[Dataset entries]
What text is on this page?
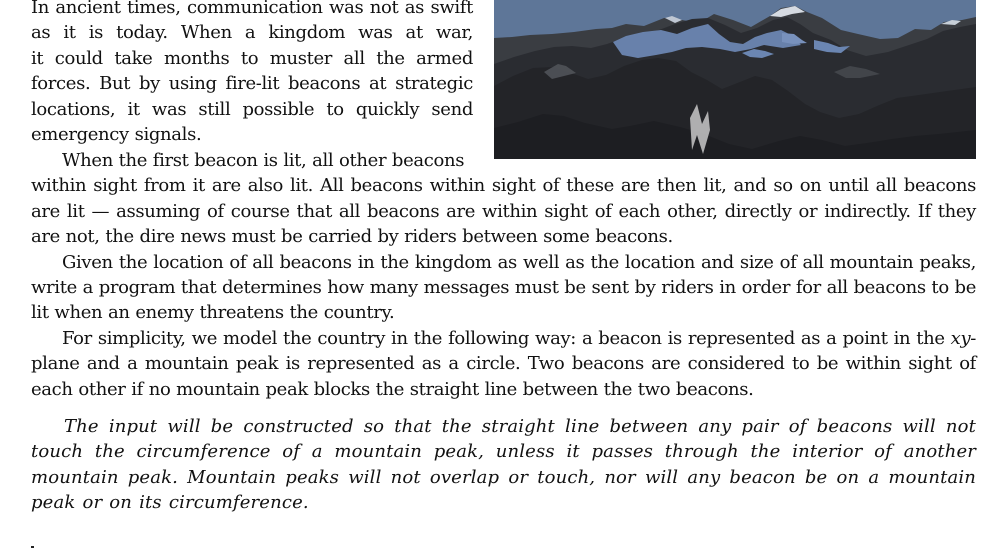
In ancient times, communication was not as swift
as it is today. When a kingdom was at war,
it could take months to muster all the armed
forces. But by using fire-lit beacons at strategic
locations, it was still possible to quickly send
emergency signals.

When the first beacon is lit, all other beacons
within sight from it are also lit. All beacons within sight of these are then lit, and so on until all beacons are lit — assuming of course that all beacons are within sight of each other, directly or indirectly. If they are not, the dire news must be carried by riders between some beacons.

Given the location of all beacons in the kingdom as well as the location and size of all mountain peaks, write a program that determines how many messages must be sent by riders in order for all beacons to be lit when an enemy threatens the country.

For simplicity, we model the country in the following way: a beacon is represented as a point in the xy-plane and a mountain peak is represented as a circle. Two beacons are considered to be within sight of each other if no mountain peak blocks the straight line between the two beacons.

The input will be constructed so that the straight line between any pair of beacons will not touch the circumference of a mountain peak, unless it passes through the interior of another mountain peak. Mountain peaks will not overlap or touch, nor will any beacon be on a mountain peak or on its circumference.
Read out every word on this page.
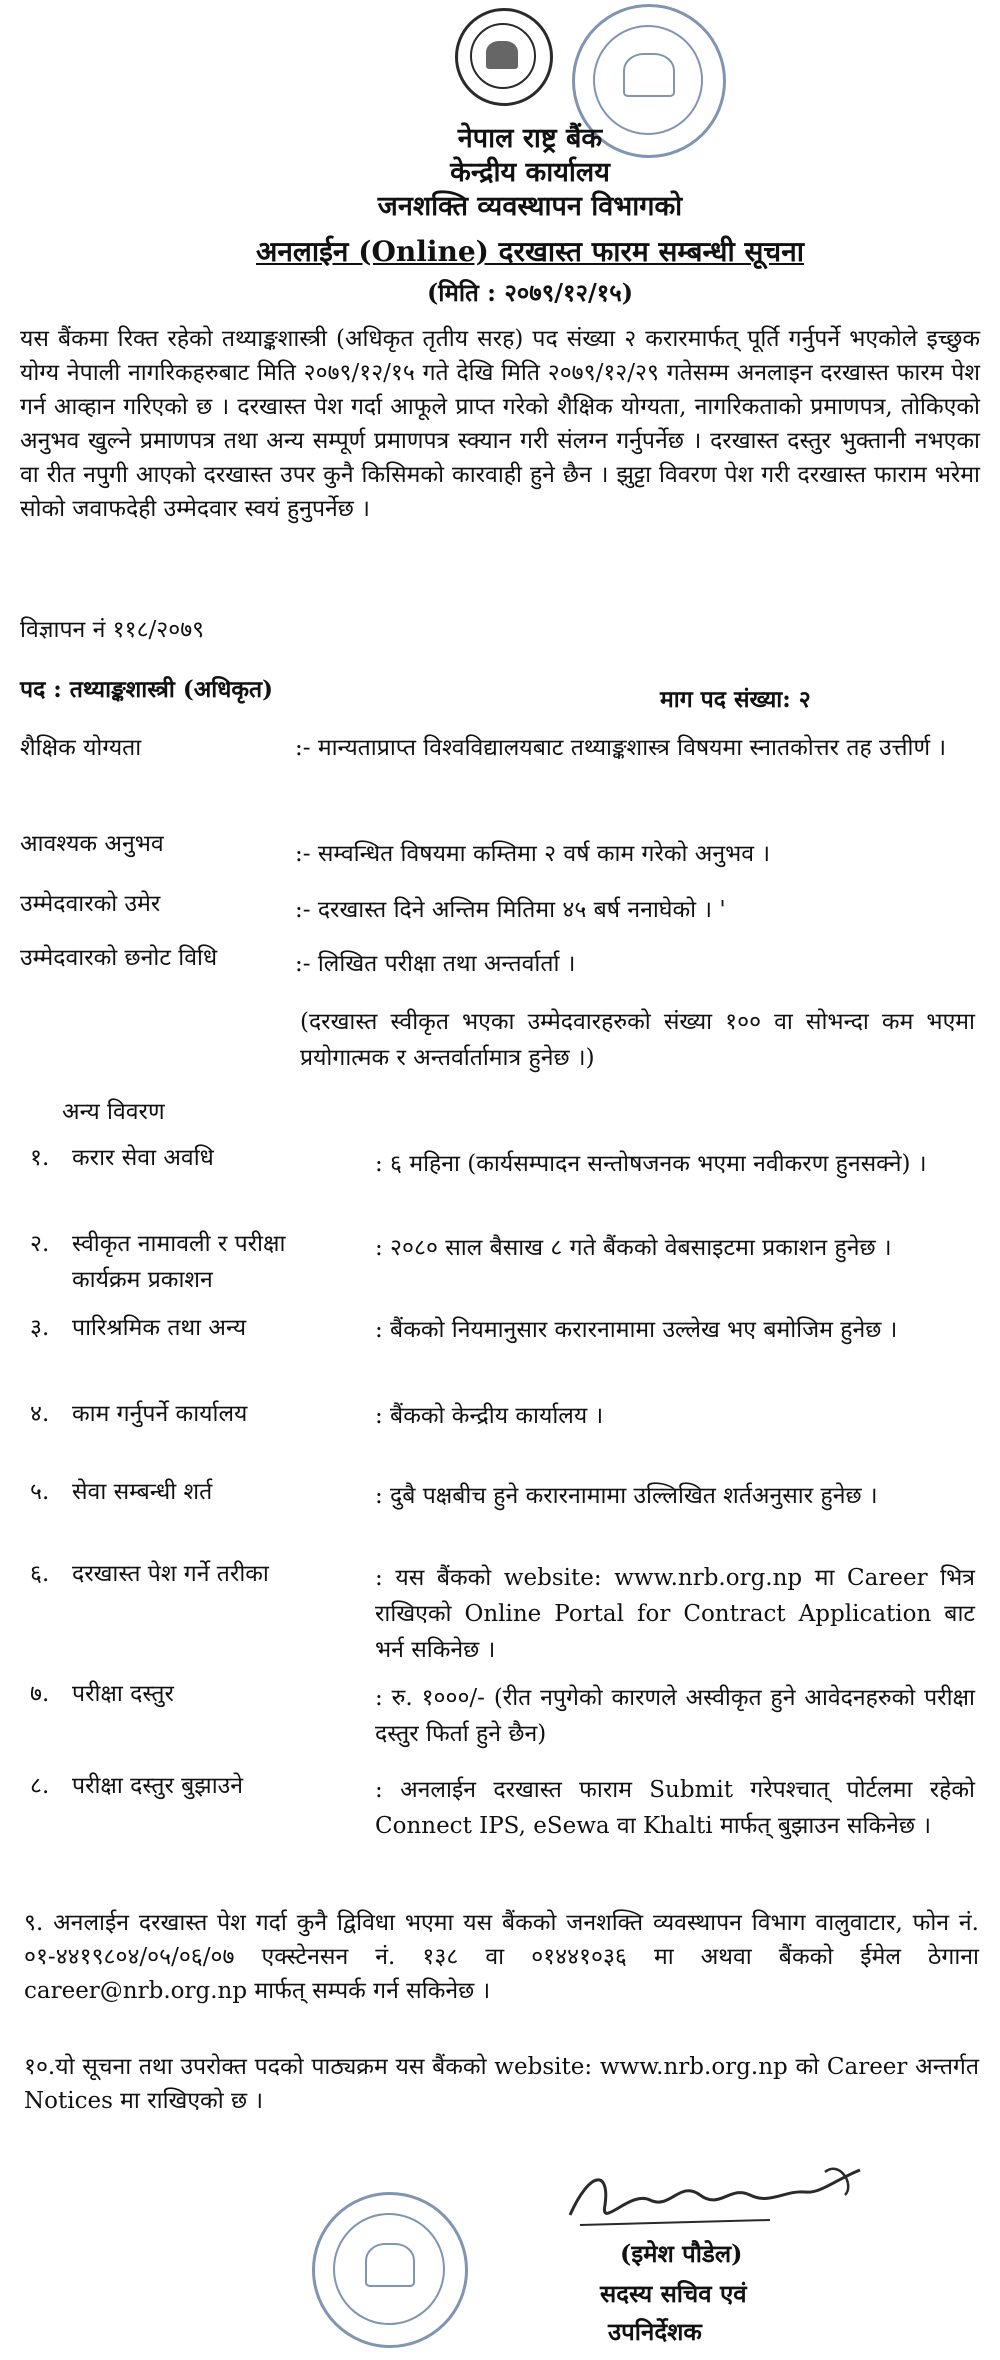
नेपाल राष्ट्र बैंक
केन्द्रीय कार्यालय
जनशक्ति व्यवस्थापन विभागको
अनलाईन (Online) दरखास्त फारम सम्बन्धी सूचना
(मिति : २०७९/१२/१५)
यस बैंकमा रिक्त रहेको तथ्याङ्कशास्त्री (अधिकृत तृतीय सरह) पद संख्या २ करारमार्फत् पूर्ति गर्नुपर्ने भएकोले इच्छुक योग्य नेपाली नागरिकहरुबाट मिति २०७९/१२/१५ गते देखि मिति २०७९/१२/२९ गतेसम्म अनलाइन दरखास्त फारम पेश गर्न आव्हान गरिएको छ । दरखास्त पेश गर्दा आफूले प्राप्त गरेको शैक्षिक योग्यता, नागरिकताको प्रमाणपत्र, तोकिएको अनुभव खुल्ने प्रमाणपत्र तथा अन्य सम्पूर्ण प्रमाणपत्र स्क्यान गरी संलग्न गर्नुपर्नेछ । दरखास्त दस्तुर भुक्तानी नभएका वा रीत नपुगी आएको दरखास्त उपर कुनै किसिमको कारवाही हुने छैन । झुट्टा विवरण पेश गरी दरखास्त फाराम भरेमा सोको जवाफदेही उम्मेदवार स्वयं हुनुपर्नेछ ।
विज्ञापन नं ११८/२०७९
पद : तथ्याङ्कशास्त्री (अधिकृत)	माग पद संख्या: २
शैक्षिक योग्यता	:- मान्यताप्राप्त विश्वविद्यालयबाट तथ्याङ्कशास्त्र विषयमा स्नातकोत्तर तह उत्तीर्ण ।
आवश्यक अनुभव	:- सम्वन्धित विषयमा कम्तिमा २ वर्ष काम गरेको अनुभव ।
उम्मेदवारको उमेर	:- दरखास्त दिने अन्तिम मितिमा ४५ बर्ष ननाघेको । '
उम्मेदवारको छनोट विधि	:- लिखित परीक्षा तथा अन्तर्वार्ता ।
(दरखास्त स्वीकृत भएका उम्मेदवारहरुको संख्या १०० वा सोभन्दा कम भएमा प्रयोगात्मक र अन्तर्वार्तामात्र हुनेछ ।)
अन्य विवरण
१. करार सेवा अवधि	: ६ महिना (कार्यसम्पादन सन्तोषजनक भएमा नवीकरण हुनसक्ने) ।
२. स्वीकृत नामावली र परीक्षा कार्यक्रम प्रकाशन
: २०८० साल बैसाख ८ गते बैंकको वेबसाइटमा प्रकाशन हुनेछ ।
३. पारिश्रमिक तथा अन्य	: बैंकको नियमानुसार करारनामामा उल्लेख भए बमोजिम हुनेछ ।
४. काम गर्नुपर्ने कार्यालय	: बैंकको केन्द्रीय कार्यालय ।
५. सेवा सम्बन्धी शर्त	: दुबै पक्षबीच हुने करारनामामा उल्लिखित शर्तअनुसार हुनेछ ।
६. दरखास्त पेश गर्ने तरीका	: यस बैंकको website: www.nrb.org.np मा Career भित्र राखिएको Online Portal for Contract Application बाट भर्न सकिनेछ ।
७. परीक्षा दस्तुर	: रु. १०००/- (रीत नपुगेको कारणले अस्वीकृत हुने आवेदनहरुको परीक्षा दस्तुर फिर्ता हुने छैन)
८. परीक्षा दस्तुर बुझाउने	: अनलाईन दरखास्त फाराम Submit गरेपश्चात् पोर्टलमा रहेको Connect IPS, eSewa वा Khalti मार्फत् बुझाउन सकिनेछ ।
९. अनलाईन दरखास्त पेश गर्दा कुनै द्विविधा भएमा यस बैंकको जनशक्ति व्यवस्थापन विभाग वालुवाटार, फोन नं. ०१-४४१९८०४/०५/०६/०७ एक्स्टेनसन नं. १३८ वा ०१४४१०३६ मा अथवा बैंकको ईमेल ठेगाना career@nrb.org.np मार्फत् सम्पर्क गर्न सकिनेछ ।
१०.यो सूचना तथा उपरोक्त पदको पाठ्यक्रम यस बैंकको website: www.nrb.org.np को Career अन्तर्गत Notices मा राखिएको छ ।
(इमेश पौडेल)
सदस्य सचिव एवं
उपनिर्देशक
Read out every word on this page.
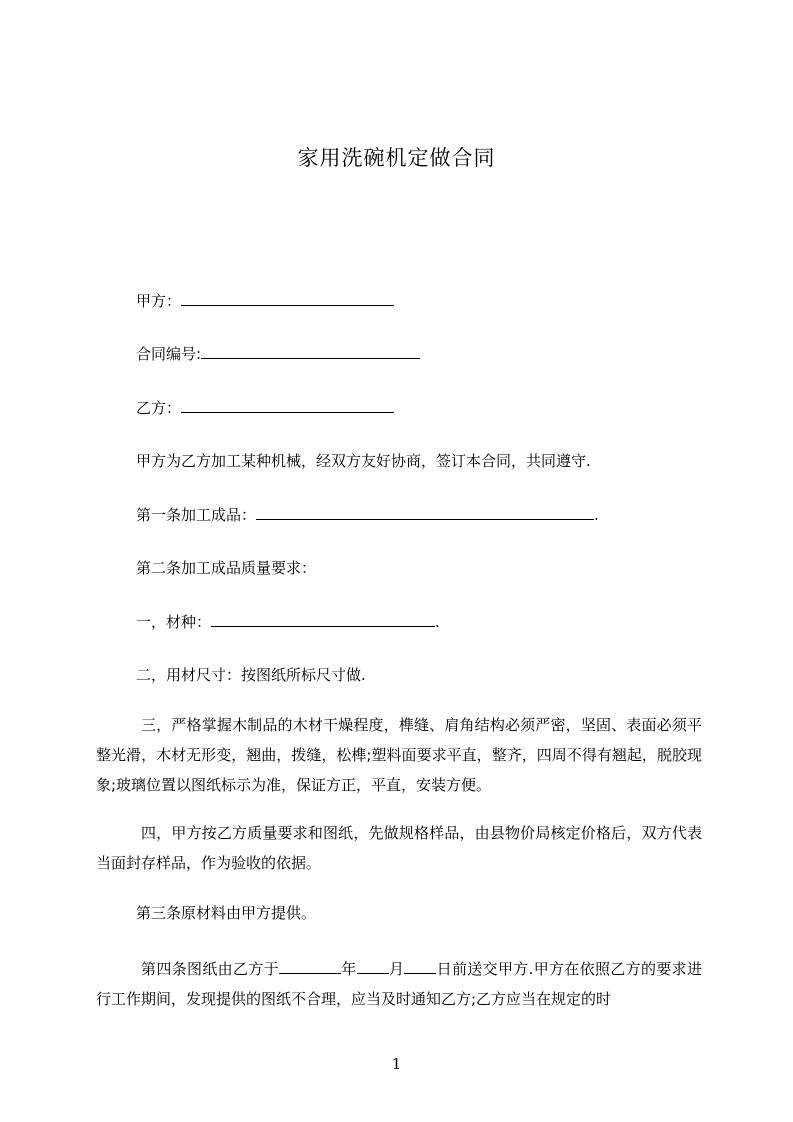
家用洗碗机定做合同
甲方：
合同编号:
乙方：
甲方为乙方加工某种机械，经双方友好协商，签订本合同，共同遵守.
第一条加工成品：	.
第二条加工成品质量要求：
一，材种：	.
二，用材尺寸：按图纸所标尺寸做.
三，严格掌握木制品的木材干燥程度，榫缝、肩角结构必须严密，坚固、表面必须平整光滑，木材无形变，翘曲，拨缝，松榫;塑料面要求平直，整齐，四周不得有翘起，脱胶现象;玻璃位置以图纸标示为准，保证方正，平直，安装方便。
四，甲方按乙方质量要求和图纸，先做规格样品，由县物价局核定价格后，双方代表当面封存样品，作为验收的依据。
第三条原材料由甲方提供。
第四条图纸由乙方于	年 月 日前送交甲方.甲方在依照乙方的要求进行工作期间，发现提供的图纸不合理，应当及时通知乙方;乙方应当在规定的时
1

= The request =
Give the entries again word for word, but skip the pictures.

= Exercise answer =
What text is on this page?
In ancient times, communication was not as swift
as it is today. When a kingdom was at war,
it could take months to muster all the armed
forces. But by using fire-lit beacons at strategic
locations, it was still possible to quickly send
emergency signals.

When the first beacon is lit, all other beacons
within sight from it are also lit. All beacons within sight of these are then lit, and so on until all beacons are lit — assuming of course that all beacons are within sight of each other, directly or indirectly. If they are not, the dire news must be carried by riders between some beacons.

Given the location of all beacons in the kingdom as well as the location and size of all mountain peaks, write a program that determines how many messages must be sent by riders in order for all beacons to be lit when an enemy threatens the country.

For simplicity, we model the country in the following way: a beacon is represented as a point in the xy-plane and a mountain peak is represented as a circle. Two beacons are considered to be within sight of each other if no mountain peak blocks the straight line between the two beacons.

The input will be constructed so that the straight line between any pair of beacons will not touch the circumference of a mountain peak, unless it passes through the interior of another mountain peak. Mountain peaks will not overlap or touch, nor will any beacon be on a mountain peak or on its circumference.
Read out every word on this page.
नेपाल राष्ट्र बैंक
केन्द्रीय कार्यालय
जनशक्ति व्यवस्थापन विभागको
अनलाईन (Online) दरखास्त फारम सम्बन्धी सूचना
(मिति : २०७९/१२/१५)
यस बैंकमा रिक्त रहेको तथ्याङ्कशास्त्री (अधिकृत तृतीय सरह) पद संख्या २ करारमार्फत् पूर्ति गर्नुपर्ने भएकोले इच्छुक योग्य नेपाली नागरिकहरुबाट मिति २०७९/१२/१५ गते देखि मिति २०७९/१२/२९ गतेसम्म अनलाइन दरखास्त फारम पेश गर्न आव्हान गरिएको छ । दरखास्त पेश गर्दा आफूले प्राप्त गरेको शैक्षिक योग्यता, नागरिकताको प्रमाणपत्र, तोकिएको अनुभव खुल्ने प्रमाणपत्र तथा अन्य सम्पूर्ण प्रमाणपत्र स्क्यान गरी संलग्न गर्नुपर्नेछ । दरखास्त दस्तुर भुक्तानी नभएका वा रीत नपुगी आएको दरखास्त उपर कुनै किसिमको कारवाही हुने छैन । झुट्टा विवरण पेश गरी दरखास्त फाराम भरेमा सोको जवाफदेही उम्मेदवार स्वयं हुनुपर्नेछ ।
विज्ञापन नं ११८/२०७९
पद : तथ्याङ्कशास्त्री (अधिकृत)	माग पद संख्या: २
शैक्षिक योग्यता	:- मान्यताप्राप्त विश्वविद्यालयबाट तथ्याङ्कशास्त्र विषयमा स्नातकोत्तर तह उत्तीर्ण ।
आवश्यक अनुभव	:- सम्वन्धित विषयमा कम्तिमा २ वर्ष काम गरेको अनुभव ।
उम्मेदवारको उमेर	:- दरखास्त दिने अन्तिम मितिमा ४५ बर्ष ननाघेको । '
उम्मेदवारको छनोट विधि	:- लिखित परीक्षा तथा अन्तर्वार्ता ।
(दरखास्त स्वीकृत भएका उम्मेदवारहरुको संख्या १०० वा सोभन्दा कम भएमा प्रयोगात्मक र अन्तर्वार्तामात्र हुनेछ ।)
अन्य विवरण
१. करार सेवा अवधि	: ६ महिना (कार्यसम्पादन सन्तोषजनक भएमा नवीकरण हुनसक्ने) ।
२. स्वीकृत नामावली र परीक्षा कार्यक्रम प्रकाशन
: २०८० साल बैसाख ८ गते बैंकको वेबसाइटमा प्रकाशन हुनेछ ।
३. पारिश्रमिक तथा अन्य	: बैंकको नियमानुसार करारनामामा उल्लेख भए बमोजिम हुनेछ ।
४. काम गर्नुपर्ने कार्यालय	: बैंकको केन्द्रीय कार्यालय ।
५. सेवा सम्बन्धी शर्त	: दुबै पक्षबीच हुने करारनामामा उल्लिखित शर्तअनुसार हुनेछ ।
६. दरखास्त पेश गर्ने तरीका	: यस बैंकको website: www.nrb.org.np मा Career भित्र राखिएको Online Portal for Contract Application बाट भर्न सकिनेछ ।
७. परीक्षा दस्तुर	: रु. १०००/- (रीत नपुगेको कारणले अस्वीकृत हुने आवेदनहरुको परीक्षा दस्तुर फिर्ता हुने छैन)
८. परीक्षा दस्तुर बुझाउने	: अनलाईन दरखास्त फाराम Submit गरेपश्चात् पोर्टलमा रहेको Connect IPS, eSewa वा Khalti मार्फत् बुझाउन सकिनेछ ।
९. अनलाईन दरखास्त पेश गर्दा कुनै द्विविधा भएमा यस बैंकको जनशक्ति व्यवस्थापन विभाग वालुवाटार, फोन नं. ०१-४४१९८०४/०५/०६/०७ एक्स्टेनसन नं. १३८ वा ०१४४१०३६ मा अथवा बैंकको ईमेल ठेगाना career@nrb.org.np मार्फत् सम्पर्क गर्न सकिनेछ ।
१०.यो सूचना तथा उपरोक्त पदको पाठ्यक्रम यस बैंकको website: www.nrb.org.np को Career अन्तर्गत Notices मा राखिएको छ ।
(इमेश पौडेल)
सदस्य सचिव एवं
उपनिर्देशक
Read out every word on this page.
家用洗碗机定做合同
甲方：
合同编号:
乙方：
甲方为乙方加工某种机械，经双方友好协商，签订本合同，共同遵守.
第一条加工成品：	.
第二条加工成品质量要求：
一，材种：	.
二，用材尺寸：按图纸所标尺寸做.
三，严格掌握木制品的木材干燥程度，榫缝、肩角结构必须严密，坚固、表面必须平整光滑，木材无形变，翘曲，拨缝，松榫;塑料面要求平直，整齐，四周不得有翘起，脱胶现象;玻璃位置以图纸标示为准，保证方正，平直，安装方便。
四，甲方按乙方质量要求和图纸，先做规格样品，由县物价局核定价格后，双方代表当面封存样品，作为验收的依据。
第三条原材料由甲方提供。
第四条图纸由乙方于	年 月 日前送交甲方.甲方在依照乙方的要求进行工作期间，发现提供的图纸不合理，应当及时通知乙方;乙方应当在规定的时
1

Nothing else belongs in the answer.